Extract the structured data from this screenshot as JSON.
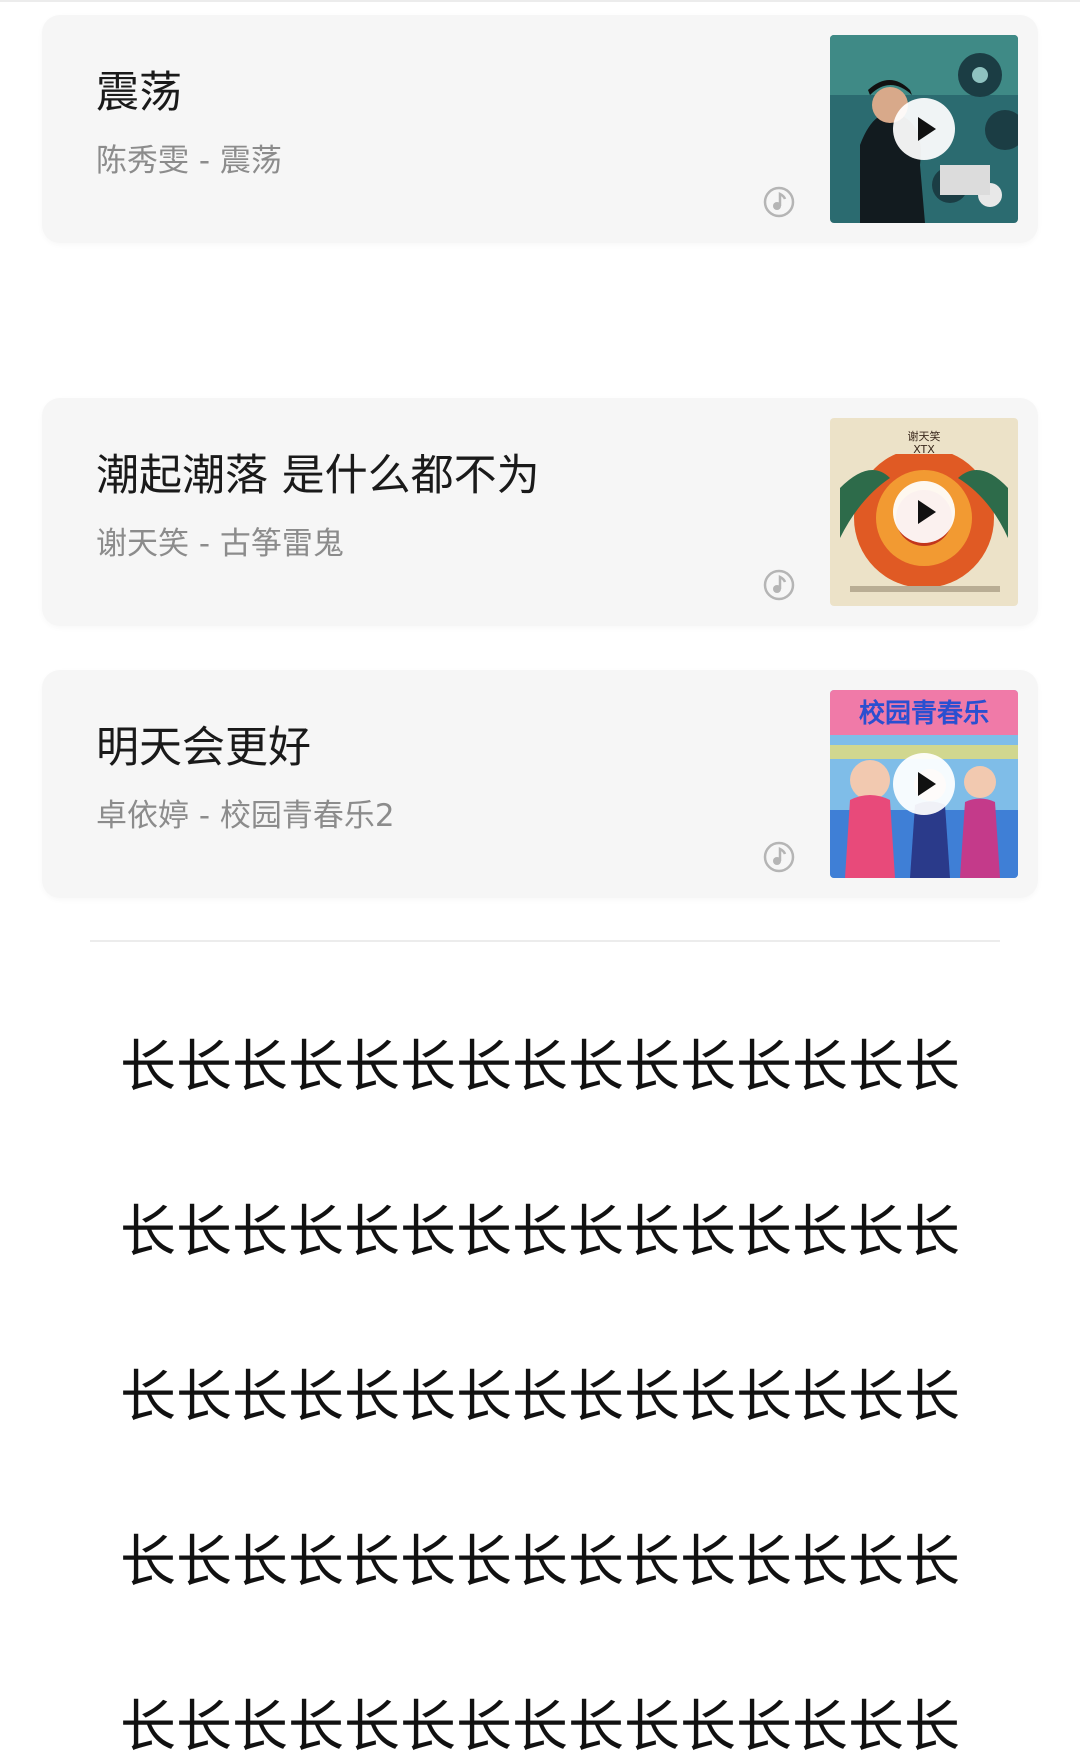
{
  "songs": [
    {
      "title": "震荡",
      "artist": "陈秀雯",
      "album": "震荡",
      "subtitle": "陈秀雯 - 震荡",
      "cover_colors": [
        "#1f4f5a",
        "#3b7a7a",
        "#0d1a1e"
      ],
      "source_icon": "qq-music-icon",
      "play_icon": "play-icon"
    },
    {
      "title": "潮起潮落 是什么都不为",
      "artist": "谢天笑",
      "album": "古筝雷鬼",
      "subtitle": "谢天笑 - 古筝雷鬼",
      "cover_text": "谢天笑 XTX",
      "cover_colors": [
        "#e8d9b8",
        "#d9542a",
        "#f2a23a"
      ],
      "source_icon": "qq-music-icon",
      "play_icon": "play-icon"
    },
    {
      "title": "明天会更好",
      "artist": "卓依婷",
      "album": "校园青春乐2",
      "subtitle": "卓依婷 - 校园青春乐2",
      "cover_text": "校园青春乐",
      "cover_colors": [
        "#e94a8a",
        "#6fb2e8",
        "#f3e26a"
      ],
      "source_icon": "qq-music-icon",
      "play_icon": "play-icon"
    }
  ],
  "long_text_rows": [
    "长长长长长长长长长长长长长长长",
    "长长长长长长长长长长长长长长长",
    "长长长长长长长长长长长长长长长",
    "长长长长长长长长长长长长长长长",
    "长长长长长长长长长长长长长长长"
  ]
}
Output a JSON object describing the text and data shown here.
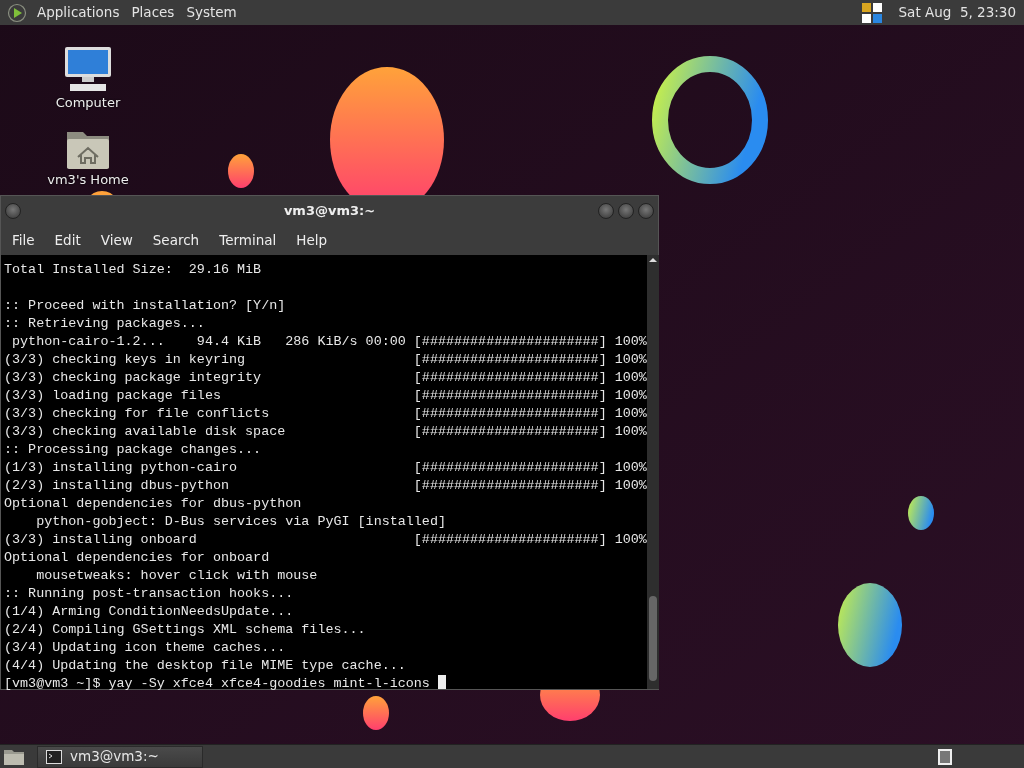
{
  "top_panel": {
    "menus": [
      "Applications",
      "Places",
      "System"
    ],
    "clock": "Sat Aug  5, 23:30"
  },
  "desktop_icons": [
    {
      "label": "Computer",
      "kind": "computer"
    },
    {
      "label": "vm3's Home",
      "kind": "home"
    }
  ],
  "terminal": {
    "title": "vm3@vm3:~",
    "menu": [
      "File",
      "Edit",
      "View",
      "Search",
      "Terminal",
      "Help"
    ],
    "blocks": [
      [
        {
          "text": "Total Installed Size:  29.16 MiB"
        }
      ],
      [
        {
          "text": ":: Proceed with installation? [Y/n]"
        },
        {
          "text": ":: Retrieving packages..."
        },
        {
          "text": " python-cairo-1.2...    94.4 KiB   286 KiB/s 00:00",
          "progress": "[######################] 100%"
        },
        {
          "text": "(3/3) checking keys in keyring",
          "progress": "[######################] 100%"
        },
        {
          "text": "(3/3) checking package integrity",
          "progress": "[######################] 100%"
        },
        {
          "text": "(3/3) loading package files",
          "progress": "[######################] 100%"
        },
        {
          "text": "(3/3) checking for file conflicts",
          "progress": "[######################] 100%"
        },
        {
          "text": "(3/3) checking available disk space",
          "progress": "[######################] 100%"
        },
        {
          "text": ":: Processing package changes..."
        },
        {
          "text": "(1/3) installing python-cairo",
          "progress": "[######################] 100%"
        },
        {
          "text": "(2/3) installing dbus-python",
          "progress": "[######################] 100%"
        },
        {
          "text": "Optional dependencies for dbus-python"
        },
        {
          "text": "    python-gobject: D-Bus services via PyGI [installed]"
        },
        {
          "text": "(3/3) installing onboard",
          "progress": "[######################] 100%"
        },
        {
          "text": "Optional dependencies for onboard"
        },
        {
          "text": "    mousetweaks: hover click with mouse"
        },
        {
          "text": ":: Running post-transaction hooks..."
        },
        {
          "text": "(1/4) Arming ConditionNeedsUpdate..."
        },
        {
          "text": "(2/4) Compiling GSettings XML schema files..."
        },
        {
          "text": "(3/4) Updating icon theme caches..."
        },
        {
          "text": "(4/4) Updating the desktop file MIME type cache..."
        }
      ]
    ],
    "prompt": "[vm3@vm3 ~]$ yay -Sy xfce4 xfce4-goodies mint-l-icons"
  },
  "taskbar": {
    "tasks": [
      {
        "label": "vm3@vm3:~"
      }
    ]
  }
}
§
Keep every word of the data as it is when you write it out, but drop the pictures.

Extract the structured data from this screenshot as JSON.
{
  "songs": [
    {
      "title": "震荡",
      "artist": "陈秀雯",
      "album": "震荡",
      "subtitle": "陈秀雯 - 震荡",
      "cover_colors": [
        "#1f4f5a",
        "#3b7a7a",
        "#0d1a1e"
      ],
      "source_icon": "qq-music-icon",
      "play_icon": "play-icon"
    },
    {
      "title": "潮起潮落 是什么都不为",
      "artist": "谢天笑",
      "album": "古筝雷鬼",
      "subtitle": "谢天笑 - 古筝雷鬼",
      "cover_text": "谢天笑 XTX",
      "cover_colors": [
        "#e8d9b8",
        "#d9542a",
        "#f2a23a"
      ],
      "source_icon": "qq-music-icon",
      "play_icon": "play-icon"
    },
    {
      "title": "明天会更好",
      "artist": "卓依婷",
      "album": "校园青春乐2",
      "subtitle": "卓依婷 - 校园青春乐2",
      "cover_text": "校园青春乐",
      "cover_colors": [
        "#e94a8a",
        "#6fb2e8",
        "#f3e26a"
      ],
      "source_icon": "qq-music-icon",
      "play_icon": "play-icon"
    }
  ],
  "long_text_rows": [
    "长长长长长长长长长长长长长长长",
    "长长长长长长长长长长长长长长长",
    "长长长长长长长长长长长长长长长",
    "长长长长长长长长长长长长长长长",
    "长长长长长长长长长长长长长长长"
  ]
}
Output a JSON object describing the text and data shown here.
{
  "top_panel": {
    "menus": [
      "Applications",
      "Places",
      "System"
    ],
    "clock": "Sat Aug  5, 23:30"
  },
  "desktop_icons": [
    {
      "label": "Computer",
      "kind": "computer"
    },
    {
      "label": "vm3's Home",
      "kind": "home"
    }
  ],
  "terminal": {
    "title": "vm3@vm3:~",
    "menu": [
      "File",
      "Edit",
      "View",
      "Search",
      "Terminal",
      "Help"
    ],
    "blocks": [
      [
        {
          "text": "Total Installed Size:  29.16 MiB"
        }
      ],
      [
        {
          "text": ":: Proceed with installation? [Y/n]"
        },
        {
          "text": ":: Retrieving packages..."
        },
        {
          "text": " python-cairo-1.2...    94.4 KiB   286 KiB/s 00:00",
          "progress": "[######################] 100%"
        },
        {
          "text": "(3/3) checking keys in keyring",
          "progress": "[######################] 100%"
        },
        {
          "text": "(3/3) checking package integrity",
          "progress": "[######################] 100%"
        },
        {
          "text": "(3/3) loading package files",
          "progress": "[######################] 100%"
        },
        {
          "text": "(3/3) checking for file conflicts",
          "progress": "[######################] 100%"
        },
        {
          "text": "(3/3) checking available disk space",
          "progress": "[######################] 100%"
        },
        {
          "text": ":: Processing package changes..."
        },
        {
          "text": "(1/3) installing python-cairo",
          "progress": "[######################] 100%"
        },
        {
          "text": "(2/3) installing dbus-python",
          "progress": "[######################] 100%"
        },
        {
          "text": "Optional dependencies for dbus-python"
        },
        {
          "text": "    python-gobject: D-Bus services via PyGI [installed]"
        },
        {
          "text": "(3/3) installing onboard",
          "progress": "[######################] 100%"
        },
        {
          "text": "Optional dependencies for onboard"
        },
        {
          "text": "    mousetweaks: hover click with mouse"
        },
        {
          "text": ":: Running post-transaction hooks..."
        },
        {
          "text": "(1/4) Arming ConditionNeedsUpdate..."
        },
        {
          "text": "(2/4) Compiling GSettings XML schema files..."
        },
        {
          "text": "(3/4) Updating icon theme caches..."
        },
        {
          "text": "(4/4) Updating the desktop file MIME type cache..."
        }
      ]
    ],
    "prompt": "[vm3@vm3 ~]$ yay -Sy xfce4 xfce4-goodies mint-l-icons"
  },
  "taskbar": {
    "tasks": [
      {
        "label": "vm3@vm3:~"
      }
    ]
  }
}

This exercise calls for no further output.